Short problem:
Locate each line containing the string "label" and copy it out.

— start —

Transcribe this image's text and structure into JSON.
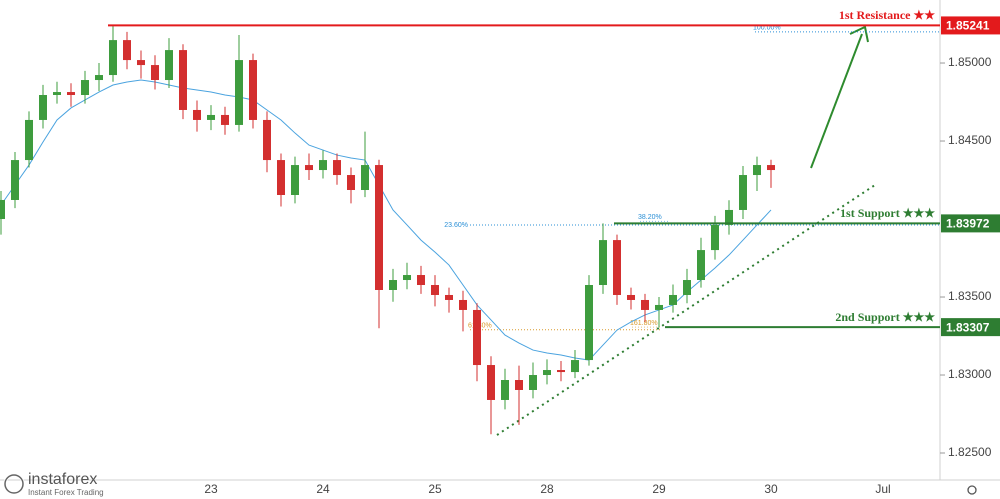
{
  "chart_data": {
    "type": "candlestick",
    "categories": [
      null,
      null,
      null,
      null,
      null,
      null,
      null,
      null,
      null,
      null,
      null,
      null,
      null,
      null,
      null,
      "23",
      null,
      null,
      null,
      null,
      null,
      null,
      null,
      "24",
      null,
      null,
      null,
      null,
      null,
      null,
      null,
      "25",
      null,
      null,
      null,
      null,
      null,
      null,
      null,
      "28",
      null,
      null,
      null,
      null,
      null,
      null,
      null,
      "29",
      null,
      null,
      null,
      null,
      null,
      null,
      null,
      "30",
      null,
      null,
      null,
      null,
      null,
      null,
      null,
      "Jul"
    ],
    "open": [
      1.84,
      1.84122,
      1.84378,
      1.84635,
      1.84795,
      1.84814,
      1.84795,
      1.84891,
      1.84923,
      1.85147,
      1.85019,
      1.84987,
      1.84891,
      1.85083,
      1.84699,
      1.84635,
      1.84667,
      1.84603,
      1.85019,
      1.84635,
      1.84378,
      1.84154,
      1.84346,
      1.84314,
      1.84378,
      1.84282,
      1.84186,
      1.84346,
      1.83545,
      1.83609,
      1.83641,
      1.83577,
      1.83513,
      1.83481,
      1.83417,
      1.83064,
      1.8284,
      1.82968,
      1.82904,
      1.83,
      1.83032,
      1.83019,
      1.83096,
      1.83577,
      1.83865,
      1.83513,
      1.83481,
      1.83417,
      1.83449,
      1.83513,
      1.83609,
      1.83801,
      1.83962,
      1.84058,
      1.84282,
      1.84346,
      null,
      null,
      null,
      null,
      null,
      null,
      null,
      null
    ],
    "high": [
      1.8418,
      1.8443,
      1.8469,
      1.8486,
      1.8488,
      1.8487,
      1.8495,
      1.85,
      1.85241,
      1.852,
      1.8508,
      1.8505,
      1.8516,
      1.8512,
      1.8476,
      1.8473,
      1.8472,
      1.8518,
      1.8506,
      1.8469,
      1.8442,
      1.844,
      1.8442,
      1.8444,
      1.8442,
      1.8433,
      1.8456,
      1.8438,
      1.8368,
      1.8372,
      1.837,
      1.8364,
      1.8356,
      1.8354,
      1.8346,
      1.8312,
      1.8304,
      1.8306,
      1.8308,
      1.831,
      1.8309,
      1.8316,
      1.8364,
      1.83972,
      1.839,
      1.8356,
      1.8352,
      1.835,
      1.8358,
      1.8368,
      1.8388,
      1.8402,
      1.8412,
      1.8434,
      1.844,
      1.8438,
      null,
      null,
      null,
      null,
      null,
      null,
      null,
      null
    ],
    "low": [
      1.839,
      1.8407,
      1.8433,
      1.8458,
      1.8474,
      1.8472,
      1.8474,
      1.8482,
      1.8488,
      1.8496,
      1.849,
      1.8483,
      1.8484,
      1.8464,
      1.8456,
      1.8457,
      1.8454,
      1.8456,
      1.8458,
      1.843,
      1.8408,
      1.841,
      1.8425,
      1.8426,
      1.8422,
      1.841,
      1.8414,
      1.833,
      1.8347,
      1.8355,
      1.8352,
      1.8344,
      1.834,
      1.8328,
      1.8296,
      1.8262,
      1.8278,
      1.8268,
      1.8285,
      1.8294,
      1.8296,
      1.8298,
      1.8306,
      1.8352,
      1.8345,
      1.8342,
      1.8334,
      1.83307,
      1.834,
      1.8346,
      1.8356,
      1.8374,
      1.839,
      1.84,
      1.8418,
      1.842,
      null,
      null,
      null,
      null,
      null,
      null,
      null,
      null
    ],
    "close": [
      1.84122,
      1.84378,
      1.84635,
      1.84795,
      1.84814,
      1.84795,
      1.84891,
      1.84923,
      1.85147,
      1.85019,
      1.84987,
      1.84891,
      1.85083,
      1.84699,
      1.84635,
      1.84667,
      1.84603,
      1.85019,
      1.84635,
      1.84378,
      1.84154,
      1.84346,
      1.84314,
      1.84378,
      1.84282,
      1.84186,
      1.84346,
      1.83545,
      1.83609,
      1.83641,
      1.83577,
      1.83513,
      1.83481,
      1.83417,
      1.83064,
      1.8284,
      1.82968,
      1.82904,
      1.83,
      1.83032,
      1.83019,
      1.83096,
      1.83577,
      1.83865,
      1.83513,
      1.83481,
      1.83417,
      1.83449,
      1.83513,
      1.83609,
      1.83801,
      1.83962,
      1.84058,
      1.84282,
      1.84346,
      1.84314,
      null,
      null,
      null,
      null,
      null,
      null,
      null,
      null
    ],
    "up_color": "#3e9c3e",
    "down_color": "#d32f2f",
    "moving_average": {
      "color": "#4aa3df",
      "values": [
        1.8409,
        1.84218,
        1.84346,
        1.84494,
        1.84635,
        1.84712,
        1.84763,
        1.84814,
        1.84859,
        1.84878,
        1.84891,
        1.84878,
        1.84859,
        1.8484,
        1.84827,
        1.84814,
        1.84795,
        1.84782,
        1.84763,
        1.84699,
        1.84635,
        1.84551,
        1.84474,
        1.84442,
        1.8441,
        1.84391,
        1.84378,
        1.84218,
        1.84058,
        1.83962,
        1.83865,
        1.83788,
        1.83705,
        1.83577,
        1.83449,
        1.83353,
        1.83256,
        1.83205,
        1.8316,
        1.83141,
        1.83128,
        1.83109,
        1.83096,
        1.83192,
        1.83288,
        1.8334,
        1.83385,
        1.83417,
        1.83449,
        1.83532,
        1.83609,
        1.83686,
        1.83769,
        1.83865,
        1.83962,
        1.84058,
        null,
        null,
        null,
        null,
        null,
        null,
        null,
        null
      ]
    },
    "levels": [
      {
        "name": "1st Resistance ★★",
        "value": 1.85241,
        "color": "#e31a1c"
      },
      {
        "name": "1st Support ★★★",
        "value": 1.83972,
        "color": "#2e7d32"
      },
      {
        "name": "2nd Support ★★★",
        "value": 1.83307,
        "color": "#2e7d32"
      }
    ],
    "fib_levels": [
      {
        "label": "100.00%",
        "value": 1.852,
        "color": "#2a8fd6"
      },
      {
        "label": "23.60%",
        "value": 1.83962,
        "color": "#2a8fd6"
      },
      {
        "label": "38.20%",
        "value": 1.83985,
        "color": "#2a8fd6"
      },
      {
        "label": "61.80%",
        "value": 1.8329,
        "color": "#d99a2b"
      },
      {
        "label": "161.80%",
        "value": 1.83307,
        "color": "#d99a2b"
      }
    ],
    "ylim": [
      1.82327,
      1.85404
    ],
    "yticks": [
      {
        "value": 1.85,
        "label": "1.85000"
      },
      {
        "value": 1.845,
        "label": "1.84500"
      },
      {
        "value": 1.835,
        "label": "1.83500"
      },
      {
        "value": 1.83,
        "label": "1.83000"
      },
      {
        "value": 1.825,
        "label": "1.82500"
      }
    ],
    "logo": {
      "name": "instaforex",
      "tagline": "Instant Forex Trading"
    }
  }
}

— end —

The reply:
        "label": "100.00%",
        "label": "23.60%",
        "label": "38.20%",
        "label": "61.80%",
        "label": "161.80%",
        "label": "1.85000"
        "label": "1.84500"
        "label": "1.83500"
        "label": "1.83000"
        "label": "1.82500"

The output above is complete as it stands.